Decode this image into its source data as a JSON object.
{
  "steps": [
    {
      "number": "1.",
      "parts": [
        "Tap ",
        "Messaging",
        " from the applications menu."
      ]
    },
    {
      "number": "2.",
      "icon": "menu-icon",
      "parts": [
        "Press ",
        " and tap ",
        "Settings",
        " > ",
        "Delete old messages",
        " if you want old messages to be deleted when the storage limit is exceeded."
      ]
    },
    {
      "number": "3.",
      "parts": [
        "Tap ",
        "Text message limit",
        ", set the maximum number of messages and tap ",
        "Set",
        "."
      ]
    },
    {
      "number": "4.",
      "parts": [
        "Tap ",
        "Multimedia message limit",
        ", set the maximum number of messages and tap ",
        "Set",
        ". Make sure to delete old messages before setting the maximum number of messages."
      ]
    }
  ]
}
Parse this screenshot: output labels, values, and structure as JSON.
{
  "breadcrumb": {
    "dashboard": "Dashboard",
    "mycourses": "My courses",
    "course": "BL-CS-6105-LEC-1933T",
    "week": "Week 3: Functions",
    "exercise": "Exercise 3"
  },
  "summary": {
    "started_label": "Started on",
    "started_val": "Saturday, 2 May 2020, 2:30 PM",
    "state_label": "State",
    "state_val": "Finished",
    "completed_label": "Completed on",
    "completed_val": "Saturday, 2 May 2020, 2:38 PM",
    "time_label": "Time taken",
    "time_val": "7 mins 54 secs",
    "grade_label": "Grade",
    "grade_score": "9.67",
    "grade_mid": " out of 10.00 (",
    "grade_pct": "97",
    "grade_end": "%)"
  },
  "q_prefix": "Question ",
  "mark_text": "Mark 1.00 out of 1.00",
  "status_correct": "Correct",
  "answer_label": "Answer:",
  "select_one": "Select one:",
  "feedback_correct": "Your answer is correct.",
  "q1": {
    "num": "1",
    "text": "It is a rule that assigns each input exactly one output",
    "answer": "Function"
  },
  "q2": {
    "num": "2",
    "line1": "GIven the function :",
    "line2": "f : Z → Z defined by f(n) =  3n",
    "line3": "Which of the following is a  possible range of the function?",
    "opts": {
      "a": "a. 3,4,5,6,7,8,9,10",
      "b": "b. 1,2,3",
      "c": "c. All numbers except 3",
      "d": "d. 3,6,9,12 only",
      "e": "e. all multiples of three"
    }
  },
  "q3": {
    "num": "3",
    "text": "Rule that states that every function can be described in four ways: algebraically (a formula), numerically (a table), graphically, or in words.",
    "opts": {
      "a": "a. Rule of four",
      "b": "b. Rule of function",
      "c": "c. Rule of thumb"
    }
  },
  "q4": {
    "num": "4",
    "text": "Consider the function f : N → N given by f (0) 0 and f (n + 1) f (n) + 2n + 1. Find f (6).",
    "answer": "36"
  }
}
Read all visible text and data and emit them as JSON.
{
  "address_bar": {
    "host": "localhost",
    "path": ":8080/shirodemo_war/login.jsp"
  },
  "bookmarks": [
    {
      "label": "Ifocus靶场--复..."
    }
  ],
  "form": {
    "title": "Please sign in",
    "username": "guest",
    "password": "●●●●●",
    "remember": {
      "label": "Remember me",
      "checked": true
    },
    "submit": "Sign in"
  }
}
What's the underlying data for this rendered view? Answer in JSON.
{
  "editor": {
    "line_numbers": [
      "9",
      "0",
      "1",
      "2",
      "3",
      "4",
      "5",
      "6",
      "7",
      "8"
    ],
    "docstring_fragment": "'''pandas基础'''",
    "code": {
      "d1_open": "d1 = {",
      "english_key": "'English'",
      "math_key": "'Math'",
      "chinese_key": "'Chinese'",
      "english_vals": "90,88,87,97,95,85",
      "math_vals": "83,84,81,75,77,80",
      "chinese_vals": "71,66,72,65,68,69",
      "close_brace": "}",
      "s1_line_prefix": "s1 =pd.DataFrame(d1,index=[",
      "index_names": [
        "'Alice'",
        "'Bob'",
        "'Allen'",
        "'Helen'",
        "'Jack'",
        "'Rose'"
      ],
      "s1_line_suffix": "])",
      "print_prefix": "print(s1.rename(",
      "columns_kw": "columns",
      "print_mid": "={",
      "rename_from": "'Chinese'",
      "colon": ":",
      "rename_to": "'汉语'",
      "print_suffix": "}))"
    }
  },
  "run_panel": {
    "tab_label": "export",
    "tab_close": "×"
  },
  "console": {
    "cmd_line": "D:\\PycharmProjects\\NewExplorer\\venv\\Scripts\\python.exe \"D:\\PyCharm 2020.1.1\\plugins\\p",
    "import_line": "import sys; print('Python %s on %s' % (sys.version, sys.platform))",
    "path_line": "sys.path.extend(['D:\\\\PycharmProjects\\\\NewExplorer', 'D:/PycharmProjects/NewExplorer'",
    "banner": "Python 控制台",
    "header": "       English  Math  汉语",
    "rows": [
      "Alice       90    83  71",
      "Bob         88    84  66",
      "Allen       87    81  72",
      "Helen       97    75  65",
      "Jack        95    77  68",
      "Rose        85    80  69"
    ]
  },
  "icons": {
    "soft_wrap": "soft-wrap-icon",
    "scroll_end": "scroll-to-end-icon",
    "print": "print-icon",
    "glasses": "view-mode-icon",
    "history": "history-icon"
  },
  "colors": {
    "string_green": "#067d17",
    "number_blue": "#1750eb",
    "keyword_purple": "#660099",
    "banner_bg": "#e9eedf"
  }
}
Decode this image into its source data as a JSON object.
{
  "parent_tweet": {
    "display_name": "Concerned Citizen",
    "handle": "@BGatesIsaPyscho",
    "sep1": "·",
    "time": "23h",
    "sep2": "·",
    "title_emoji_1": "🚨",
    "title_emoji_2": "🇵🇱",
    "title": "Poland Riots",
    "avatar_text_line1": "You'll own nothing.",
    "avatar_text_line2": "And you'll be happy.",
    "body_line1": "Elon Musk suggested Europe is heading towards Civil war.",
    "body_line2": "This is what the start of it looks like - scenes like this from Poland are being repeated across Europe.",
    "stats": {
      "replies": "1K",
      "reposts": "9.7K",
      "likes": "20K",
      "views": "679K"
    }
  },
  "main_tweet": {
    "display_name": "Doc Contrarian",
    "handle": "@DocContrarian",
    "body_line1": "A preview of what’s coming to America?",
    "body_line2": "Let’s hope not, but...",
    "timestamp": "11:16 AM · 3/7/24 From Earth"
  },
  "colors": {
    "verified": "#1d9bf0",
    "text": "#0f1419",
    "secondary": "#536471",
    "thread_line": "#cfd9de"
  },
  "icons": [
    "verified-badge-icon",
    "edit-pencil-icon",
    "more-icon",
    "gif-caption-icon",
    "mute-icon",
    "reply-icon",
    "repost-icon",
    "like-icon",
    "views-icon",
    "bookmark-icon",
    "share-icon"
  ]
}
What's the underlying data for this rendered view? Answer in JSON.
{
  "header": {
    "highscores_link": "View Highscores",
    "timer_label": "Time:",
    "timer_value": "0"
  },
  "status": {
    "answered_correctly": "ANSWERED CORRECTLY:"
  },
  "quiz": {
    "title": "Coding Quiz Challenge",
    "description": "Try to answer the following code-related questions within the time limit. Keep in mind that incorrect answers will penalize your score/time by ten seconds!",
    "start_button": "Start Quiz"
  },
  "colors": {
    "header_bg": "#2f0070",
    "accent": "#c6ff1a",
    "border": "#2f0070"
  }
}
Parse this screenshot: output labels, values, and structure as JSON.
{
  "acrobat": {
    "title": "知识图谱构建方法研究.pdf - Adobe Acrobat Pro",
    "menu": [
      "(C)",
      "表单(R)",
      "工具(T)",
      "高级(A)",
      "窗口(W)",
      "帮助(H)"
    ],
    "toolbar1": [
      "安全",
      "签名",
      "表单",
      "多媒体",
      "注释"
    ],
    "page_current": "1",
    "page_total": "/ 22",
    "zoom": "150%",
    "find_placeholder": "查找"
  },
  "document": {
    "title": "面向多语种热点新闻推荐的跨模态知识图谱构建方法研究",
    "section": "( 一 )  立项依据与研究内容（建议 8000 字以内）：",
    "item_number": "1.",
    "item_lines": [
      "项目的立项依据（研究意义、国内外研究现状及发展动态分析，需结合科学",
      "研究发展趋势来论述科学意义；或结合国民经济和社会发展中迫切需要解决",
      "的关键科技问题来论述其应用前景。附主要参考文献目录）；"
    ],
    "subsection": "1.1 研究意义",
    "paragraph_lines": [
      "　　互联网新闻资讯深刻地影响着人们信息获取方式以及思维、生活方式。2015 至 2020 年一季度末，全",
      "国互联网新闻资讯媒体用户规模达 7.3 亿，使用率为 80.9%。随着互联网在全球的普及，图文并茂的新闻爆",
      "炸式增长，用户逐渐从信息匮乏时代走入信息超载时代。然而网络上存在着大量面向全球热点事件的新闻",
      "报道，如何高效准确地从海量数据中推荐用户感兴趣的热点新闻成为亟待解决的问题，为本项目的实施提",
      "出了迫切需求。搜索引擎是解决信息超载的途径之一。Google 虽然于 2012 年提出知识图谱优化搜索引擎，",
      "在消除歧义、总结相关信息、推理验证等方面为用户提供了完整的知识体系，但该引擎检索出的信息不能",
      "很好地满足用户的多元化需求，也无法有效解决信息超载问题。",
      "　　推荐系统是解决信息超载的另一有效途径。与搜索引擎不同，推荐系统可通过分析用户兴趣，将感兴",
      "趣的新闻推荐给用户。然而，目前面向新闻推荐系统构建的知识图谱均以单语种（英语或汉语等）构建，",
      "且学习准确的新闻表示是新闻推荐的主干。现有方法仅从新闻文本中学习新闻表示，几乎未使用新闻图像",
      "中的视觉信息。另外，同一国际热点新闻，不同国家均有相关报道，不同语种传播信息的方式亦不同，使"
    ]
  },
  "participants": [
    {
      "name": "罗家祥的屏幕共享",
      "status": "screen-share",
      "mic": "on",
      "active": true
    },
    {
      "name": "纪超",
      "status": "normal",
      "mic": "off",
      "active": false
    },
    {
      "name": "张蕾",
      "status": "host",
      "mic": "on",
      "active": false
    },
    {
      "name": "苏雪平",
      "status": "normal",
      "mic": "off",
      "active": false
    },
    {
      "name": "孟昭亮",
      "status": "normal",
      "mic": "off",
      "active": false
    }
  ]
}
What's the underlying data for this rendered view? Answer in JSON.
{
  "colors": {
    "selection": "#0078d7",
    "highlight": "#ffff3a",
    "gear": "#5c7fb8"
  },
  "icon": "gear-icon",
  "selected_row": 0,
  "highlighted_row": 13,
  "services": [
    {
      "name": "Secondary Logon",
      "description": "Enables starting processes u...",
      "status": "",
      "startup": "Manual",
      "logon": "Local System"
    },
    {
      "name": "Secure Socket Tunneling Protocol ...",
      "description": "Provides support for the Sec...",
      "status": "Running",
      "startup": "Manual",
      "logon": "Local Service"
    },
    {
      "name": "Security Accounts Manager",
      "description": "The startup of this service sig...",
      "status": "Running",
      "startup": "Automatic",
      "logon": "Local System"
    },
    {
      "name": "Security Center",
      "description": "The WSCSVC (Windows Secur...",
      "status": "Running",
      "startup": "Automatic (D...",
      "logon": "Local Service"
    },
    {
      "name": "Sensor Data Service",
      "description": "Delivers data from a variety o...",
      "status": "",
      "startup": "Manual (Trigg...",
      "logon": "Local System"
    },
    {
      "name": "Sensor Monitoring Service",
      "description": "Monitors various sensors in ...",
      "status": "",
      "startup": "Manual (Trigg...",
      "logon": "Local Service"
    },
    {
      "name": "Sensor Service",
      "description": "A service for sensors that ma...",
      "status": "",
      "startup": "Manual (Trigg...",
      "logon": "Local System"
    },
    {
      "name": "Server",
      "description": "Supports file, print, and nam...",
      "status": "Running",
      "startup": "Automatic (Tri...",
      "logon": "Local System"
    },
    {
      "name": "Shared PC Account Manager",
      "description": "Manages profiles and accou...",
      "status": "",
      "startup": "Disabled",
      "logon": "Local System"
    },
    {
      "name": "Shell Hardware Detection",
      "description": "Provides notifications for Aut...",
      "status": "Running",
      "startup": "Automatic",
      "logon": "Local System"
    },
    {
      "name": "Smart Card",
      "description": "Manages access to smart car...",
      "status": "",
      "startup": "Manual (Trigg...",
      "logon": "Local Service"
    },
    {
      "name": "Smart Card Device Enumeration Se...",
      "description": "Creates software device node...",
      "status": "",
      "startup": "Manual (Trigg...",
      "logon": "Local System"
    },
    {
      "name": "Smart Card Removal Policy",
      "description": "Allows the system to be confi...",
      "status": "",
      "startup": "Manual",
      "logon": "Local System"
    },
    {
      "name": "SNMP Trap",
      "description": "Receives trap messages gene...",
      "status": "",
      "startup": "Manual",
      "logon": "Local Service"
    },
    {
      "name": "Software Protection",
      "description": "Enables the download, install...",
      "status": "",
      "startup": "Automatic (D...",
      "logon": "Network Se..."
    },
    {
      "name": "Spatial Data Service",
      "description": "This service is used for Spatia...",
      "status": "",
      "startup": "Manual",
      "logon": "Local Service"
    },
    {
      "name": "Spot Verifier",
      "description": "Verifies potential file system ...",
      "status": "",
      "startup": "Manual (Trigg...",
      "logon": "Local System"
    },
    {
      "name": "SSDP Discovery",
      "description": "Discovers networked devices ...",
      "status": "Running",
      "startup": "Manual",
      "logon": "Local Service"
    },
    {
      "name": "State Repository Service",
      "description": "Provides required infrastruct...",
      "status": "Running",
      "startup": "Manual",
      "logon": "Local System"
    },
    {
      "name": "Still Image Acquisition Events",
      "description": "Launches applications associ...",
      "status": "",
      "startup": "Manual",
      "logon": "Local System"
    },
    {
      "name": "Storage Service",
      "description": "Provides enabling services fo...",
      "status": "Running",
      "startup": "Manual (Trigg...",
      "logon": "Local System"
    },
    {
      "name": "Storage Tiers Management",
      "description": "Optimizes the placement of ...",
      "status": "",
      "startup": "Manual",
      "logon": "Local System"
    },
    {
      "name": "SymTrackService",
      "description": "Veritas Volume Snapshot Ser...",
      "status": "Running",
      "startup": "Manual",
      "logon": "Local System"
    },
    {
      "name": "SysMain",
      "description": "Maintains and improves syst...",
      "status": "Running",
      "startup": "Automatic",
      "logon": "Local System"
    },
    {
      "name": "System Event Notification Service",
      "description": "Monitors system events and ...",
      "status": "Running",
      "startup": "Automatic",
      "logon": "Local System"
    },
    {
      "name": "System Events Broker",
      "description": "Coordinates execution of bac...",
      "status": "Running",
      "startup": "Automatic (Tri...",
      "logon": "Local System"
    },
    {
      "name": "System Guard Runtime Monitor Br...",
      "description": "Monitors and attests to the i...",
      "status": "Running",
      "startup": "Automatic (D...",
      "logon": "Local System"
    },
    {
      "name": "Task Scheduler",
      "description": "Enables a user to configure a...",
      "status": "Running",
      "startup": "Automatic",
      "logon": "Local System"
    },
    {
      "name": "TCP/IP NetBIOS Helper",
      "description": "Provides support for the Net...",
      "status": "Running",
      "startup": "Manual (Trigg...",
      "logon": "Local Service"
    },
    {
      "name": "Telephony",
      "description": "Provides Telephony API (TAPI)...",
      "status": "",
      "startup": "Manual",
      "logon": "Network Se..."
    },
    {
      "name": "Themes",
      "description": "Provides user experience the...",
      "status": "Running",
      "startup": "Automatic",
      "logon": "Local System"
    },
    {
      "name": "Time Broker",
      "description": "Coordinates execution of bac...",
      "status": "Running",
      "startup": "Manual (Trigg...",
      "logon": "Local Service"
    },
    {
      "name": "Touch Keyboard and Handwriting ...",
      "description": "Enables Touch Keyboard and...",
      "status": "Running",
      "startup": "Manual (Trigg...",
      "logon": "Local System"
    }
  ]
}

- **What to do**: Return, from the data, each line that has the word "Enables" in it.

- **The response**:
      "description": "Enables starting processes u...",
      "description": "Enables the download, install...",
      "description": "Enables a user to configure a...",
      "description": "Enables Touch Keyboard and...",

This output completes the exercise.